[GIVEN ENTRIES]:
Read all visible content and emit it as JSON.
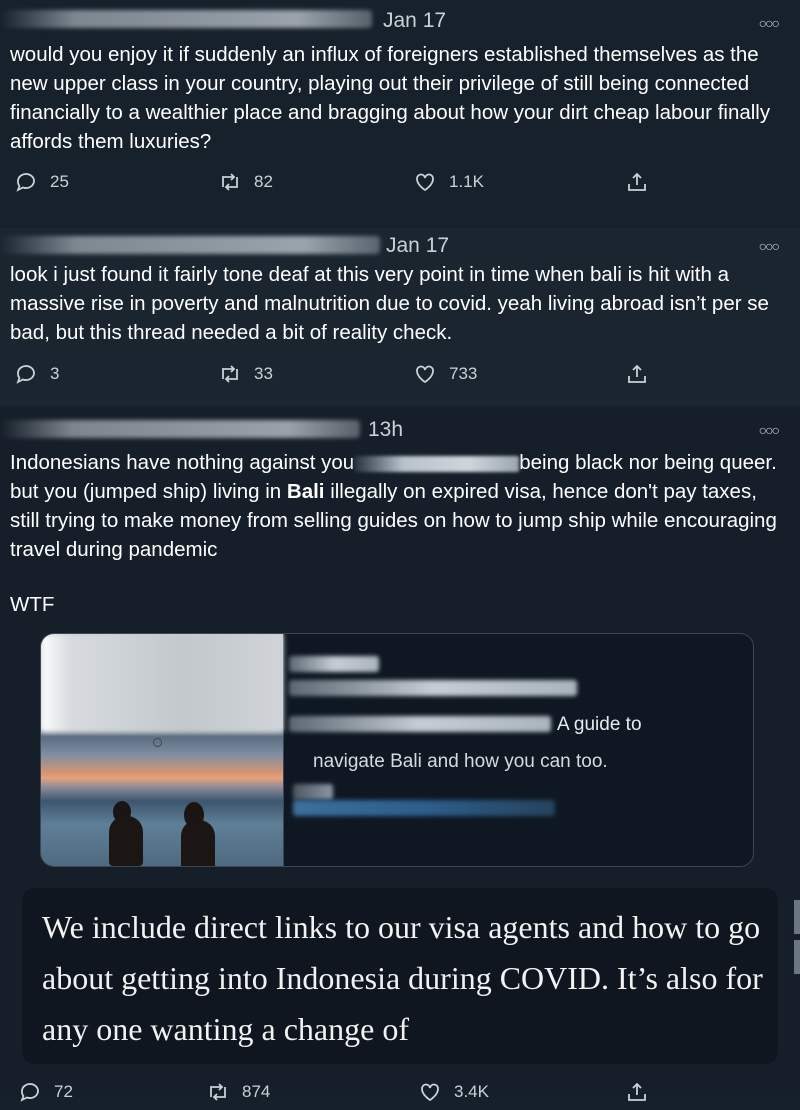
{
  "tweets": [
    {
      "date": "Jan 17",
      "text": "would you enjoy it if suddenly an influx of foreigners established themselves as the new upper class in your country, playing out their privilege of still being connected financially to a wealthier place and bragging about how your dirt cheap labour finally affords them luxuries?",
      "replies": "25",
      "retweets": "82",
      "likes": "1.1K"
    },
    {
      "date": "Jan 17",
      "text": "look i just found it fairly tone deaf at this very point in time when bali is hit with a massive rise in poverty and malnutrition due to covid. yeah living abroad isn’t per se bad, but this thread needed a bit of reality check.",
      "replies": "3",
      "retweets": "33",
      "likes": "733"
    },
    {
      "date": "13h",
      "text_a": "Indonesians have nothing against you",
      "text_b": "being black nor being queer. but you (jumped ship) living in ",
      "bold": "Bali",
      "text_c": " illegally on expired visa, hence don't pay taxes, still trying to make money from selling guides on how to jump ship while encouraging travel during pandemic",
      "wtf": "WTF",
      "card_line1": "A guide to",
      "card_line2": "navigate Bali and how you can too.",
      "quote": "We include direct links to our visa agents and how to go about getting into Indonesia during COVID. It’s also for any one wanting a change of",
      "replies": "72",
      "retweets": "874",
      "likes": "3.4K"
    }
  ],
  "icons": {
    "more": "more-icon",
    "reply": "reply-icon",
    "retweet": "retweet-icon",
    "like": "heart-icon",
    "share": "share-icon"
  },
  "colors": {
    "background": "#15202b",
    "muted": "#c9d1d9"
  }
}
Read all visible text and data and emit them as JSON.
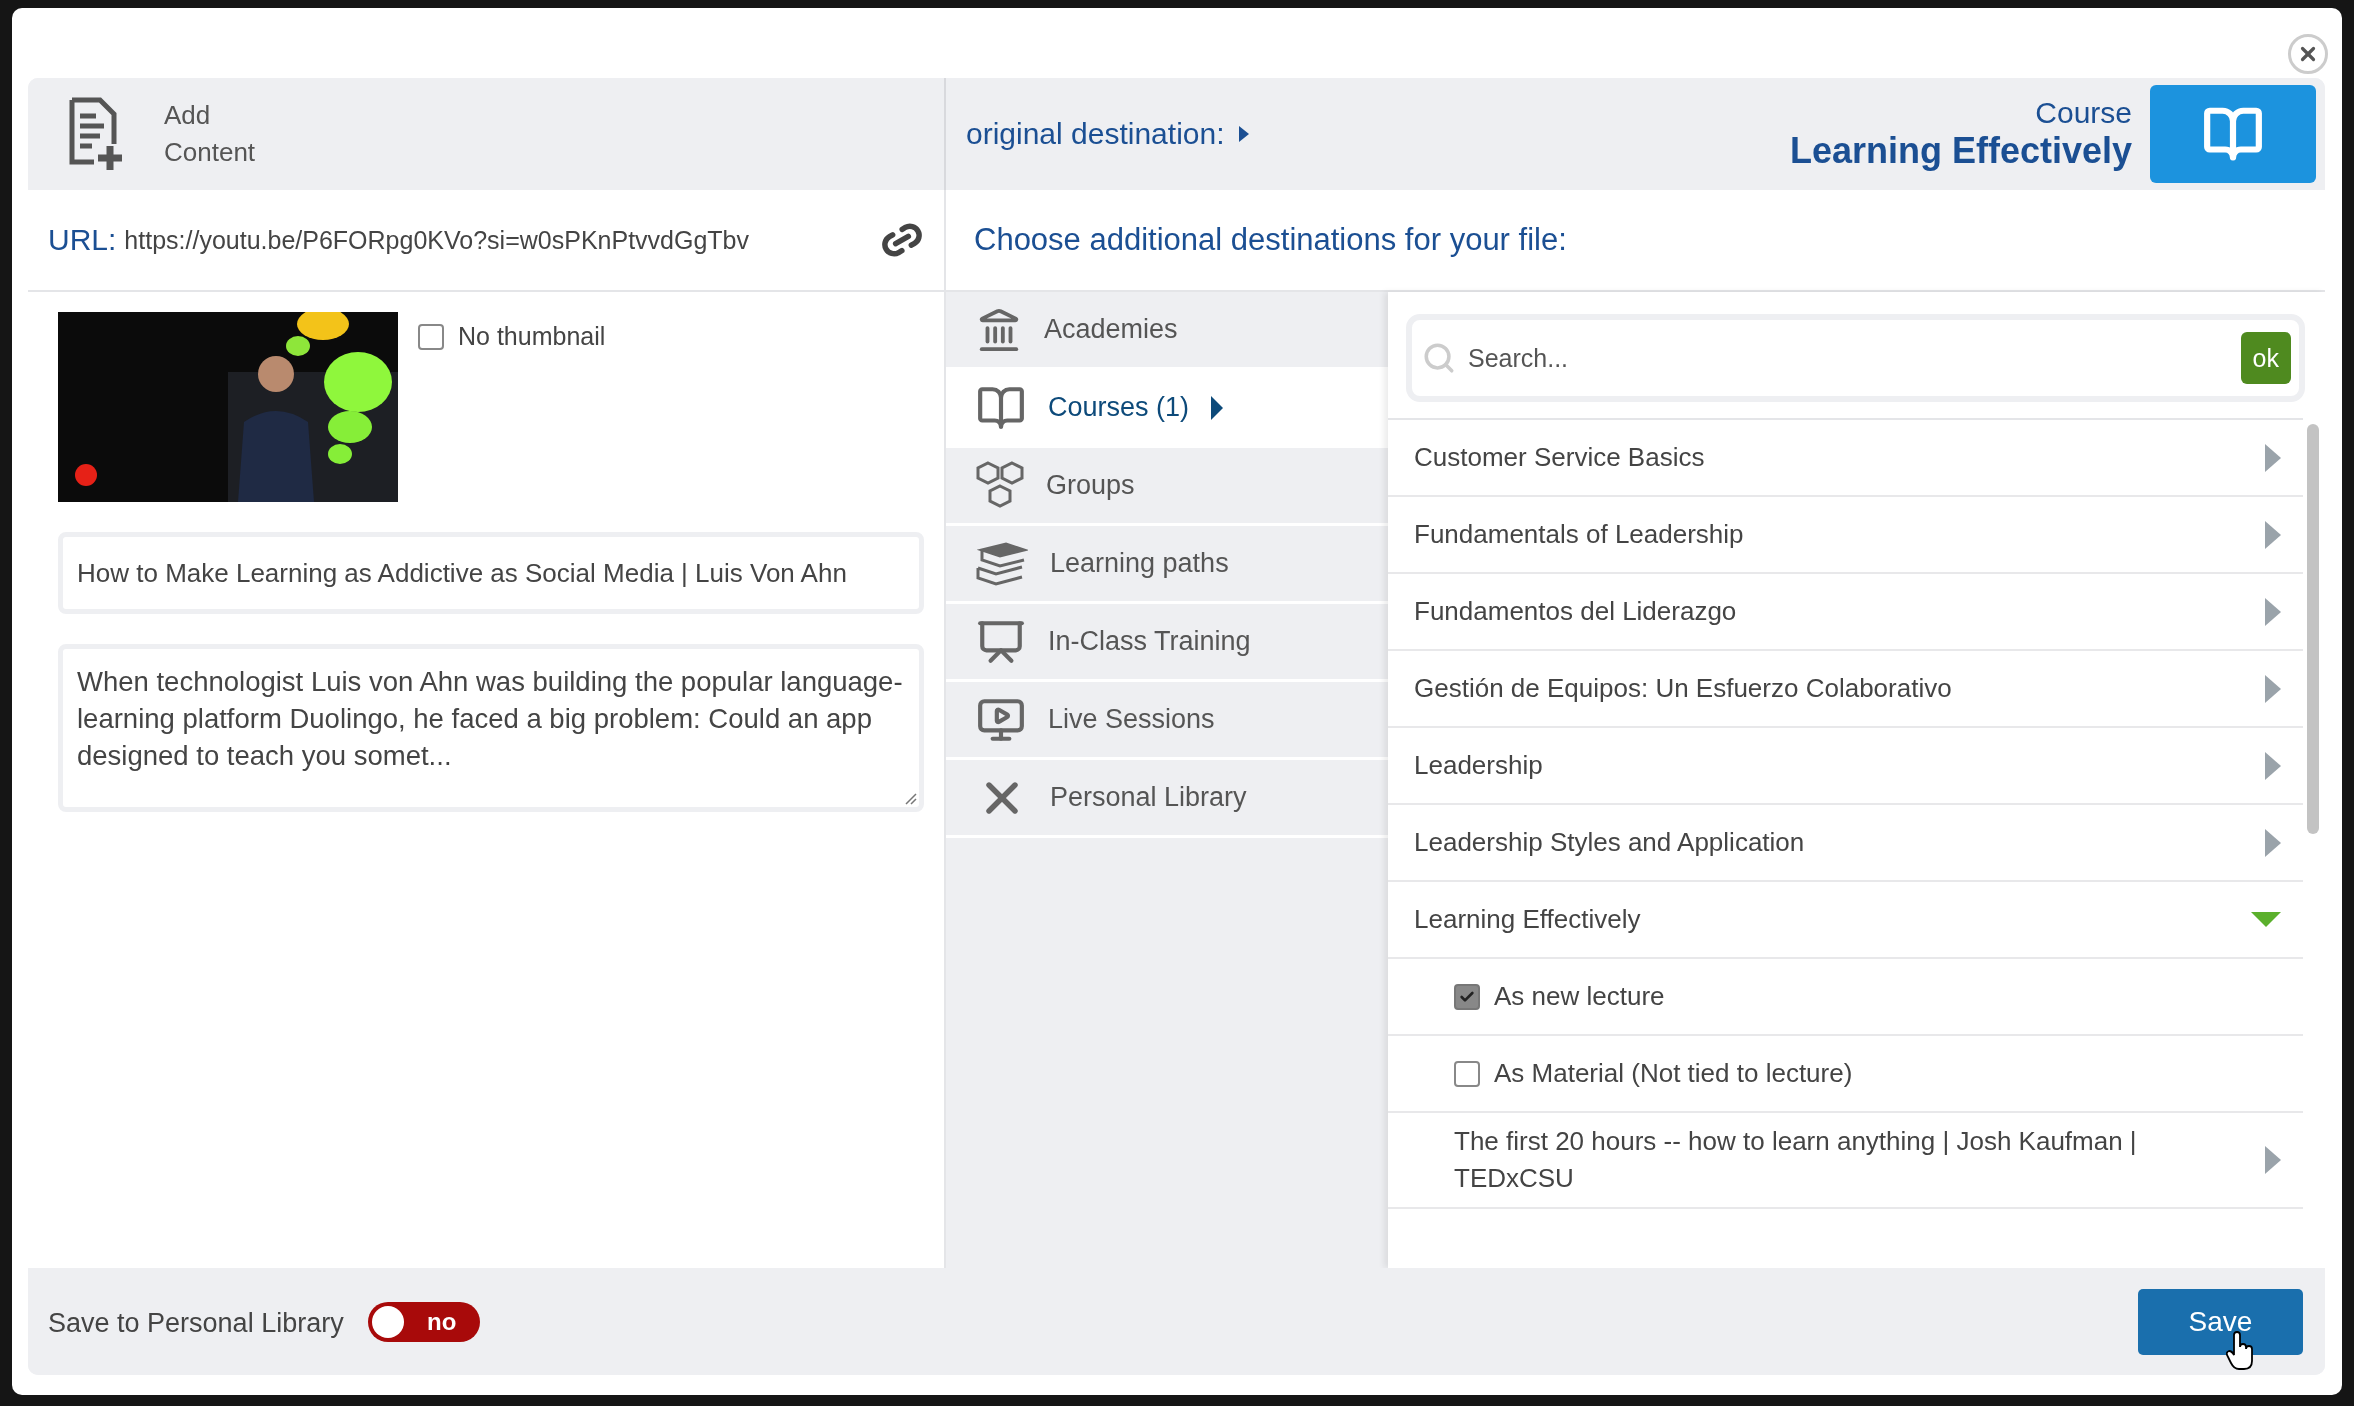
{
  "header": {
    "title": "Add Content",
    "original_destination": "original destination:",
    "course_type": "Course",
    "course_name": "Learning Effectively"
  },
  "url": {
    "label": "URL:",
    "value": "https://youtu.be/P6FORpg0KVo?si=w0sPKnPtvvdGgTbv"
  },
  "no_thumbnail": {
    "label": "No thumbnail",
    "checked": false
  },
  "title_field": {
    "value": "How to Make Learning as Addictive as Social Media | Luis Von Ahn"
  },
  "description_field": {
    "value": "When technologist Luis von Ahn was building the popular language-learning platform Duolingo, he faced a big problem: Could an app designed to teach you somet..."
  },
  "destinations_heading": "Choose additional destinations for your file:",
  "categories": [
    {
      "kind": "academies",
      "label": "Academies",
      "selected": false
    },
    {
      "kind": "courses",
      "label": "Courses (1)",
      "selected": true
    },
    {
      "kind": "groups",
      "label": "Groups",
      "selected": false
    },
    {
      "kind": "paths",
      "label": "Learning paths",
      "selected": false
    },
    {
      "kind": "classroom",
      "label": "In-Class Training",
      "selected": false
    },
    {
      "kind": "live",
      "label": "Live Sessions",
      "selected": false
    },
    {
      "kind": "library",
      "label": "Personal Library",
      "selected": false
    }
  ],
  "search": {
    "placeholder": "Search...",
    "button": "ok"
  },
  "courses": [
    {
      "label": "Customer Service Basics",
      "expanded": false
    },
    {
      "label": "Fundamentals of Leadership",
      "expanded": false
    },
    {
      "label": "Fundamentos del Liderazgo",
      "expanded": false
    },
    {
      "label": "Gestión de Equipos: Un Esfuerzo Colaborativo",
      "expanded": false
    },
    {
      "label": "Leadership",
      "expanded": false
    },
    {
      "label": "Leadership Styles and Application",
      "expanded": false
    },
    {
      "label": "Learning Effectively",
      "expanded": true,
      "children": [
        {
          "kind": "option",
          "label": "As new lecture",
          "checked": true
        },
        {
          "kind": "option",
          "label": "As Material (Not tied to lecture)",
          "checked": false
        },
        {
          "kind": "lecture",
          "label": "The first 20 hours -- how to learn anything | Josh Kaufman | TEDxCSU"
        }
      ]
    }
  ],
  "footer": {
    "save_to_library": {
      "label": "Save to Personal Library",
      "on": false,
      "state_text": "no"
    },
    "save_button": "Save"
  }
}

[GIVEN INSTRUCTION]:
Each entry shown above must be quoted exactly, with its pictures left out.

[PROBLEM SOLUTION]:
Read all visible content and emit it as JSON.
{
  "tweets": [
    {
      "date": "Jan 17",
      "text": "would you enjoy it if suddenly an influx of foreigners established themselves as the new upper class in your country, playing out their privilege of still being connected financially to a wealthier place and bragging about how your dirt cheap labour finally affords them luxuries?",
      "replies": "25",
      "retweets": "82",
      "likes": "1.1K"
    },
    {
      "date": "Jan 17",
      "text": "look i just found it fairly tone deaf at this very point in time when bali is hit with a massive rise in poverty and malnutrition due to covid. yeah living abroad isn’t per se bad, but this thread needed a bit of reality check.",
      "replies": "3",
      "retweets": "33",
      "likes": "733"
    },
    {
      "date": "13h",
      "text_a": "Indonesians have nothing against you",
      "text_b": "being black nor being queer. but you (jumped ship) living in ",
      "bold": "Bali",
      "text_c": " illegally on expired visa, hence don't pay taxes, still trying to make money from selling guides on how to jump ship while encouraging travel during pandemic",
      "wtf": "WTF",
      "card_line1": "A guide to",
      "card_line2": "navigate Bali and how you can too.",
      "quote": "We include direct links to our visa agents and how to go about getting into Indonesia during COVID. It’s also for any one wanting a change of",
      "replies": "72",
      "retweets": "874",
      "likes": "3.4K"
    }
  ],
  "icons": {
    "more": "more-icon",
    "reply": "reply-icon",
    "retweet": "retweet-icon",
    "like": "heart-icon",
    "share": "share-icon"
  },
  "colors": {
    "background": "#15202b",
    "muted": "#c9d1d9"
  }
}
Read all visible text and data and emit them as JSON.
{
  "header": {
    "title": "Add Content",
    "original_destination": "original destination:",
    "course_type": "Course",
    "course_name": "Learning Effectively"
  },
  "url": {
    "label": "URL:",
    "value": "https://youtu.be/P6FORpg0KVo?si=w0sPKnPtvvdGgTbv"
  },
  "no_thumbnail": {
    "label": "No thumbnail",
    "checked": false
  },
  "title_field": {
    "value": "How to Make Learning as Addictive as Social Media | Luis Von Ahn"
  },
  "description_field": {
    "value": "When technologist Luis von Ahn was building the popular language-learning platform Duolingo, he faced a big problem: Could an app designed to teach you somet..."
  },
  "destinations_heading": "Choose additional destinations for your file:",
  "categories": [
    {
      "kind": "academies",
      "label": "Academies",
      "selected": false
    },
    {
      "kind": "courses",
      "label": "Courses (1)",
      "selected": true
    },
    {
      "kind": "groups",
      "label": "Groups",
      "selected": false
    },
    {
      "kind": "paths",
      "label": "Learning paths",
      "selected": false
    },
    {
      "kind": "classroom",
      "label": "In-Class Training",
      "selected": false
    },
    {
      "kind": "live",
      "label": "Live Sessions",
      "selected": false
    },
    {
      "kind": "library",
      "label": "Personal Library",
      "selected": false
    }
  ],
  "search": {
    "placeholder": "Search...",
    "button": "ok"
  },
  "courses": [
    {
      "label": "Customer Service Basics",
      "expanded": false
    },
    {
      "label": "Fundamentals of Leadership",
      "expanded": false
    },
    {
      "label": "Fundamentos del Liderazgo",
      "expanded": false
    },
    {
      "label": "Gestión de Equipos: Un Esfuerzo Colaborativo",
      "expanded": false
    },
    {
      "label": "Leadership",
      "expanded": false
    },
    {
      "label": "Leadership Styles and Application",
      "expanded": false
    },
    {
      "label": "Learning Effectively",
      "expanded": true,
      "children": [
        {
          "kind": "option",
          "label": "As new lecture",
          "checked": true
        },
        {
          "kind": "option",
          "label": "As Material (Not tied to lecture)",
          "checked": false
        },
        {
          "kind": "lecture",
          "label": "The first 20 hours -- how to learn anything | Josh Kaufman | TEDxCSU"
        }
      ]
    }
  ],
  "footer": {
    "save_to_library": {
      "label": "Save to Personal Library",
      "on": false,
      "state_text": "no"
    },
    "save_button": "Save"
  }
}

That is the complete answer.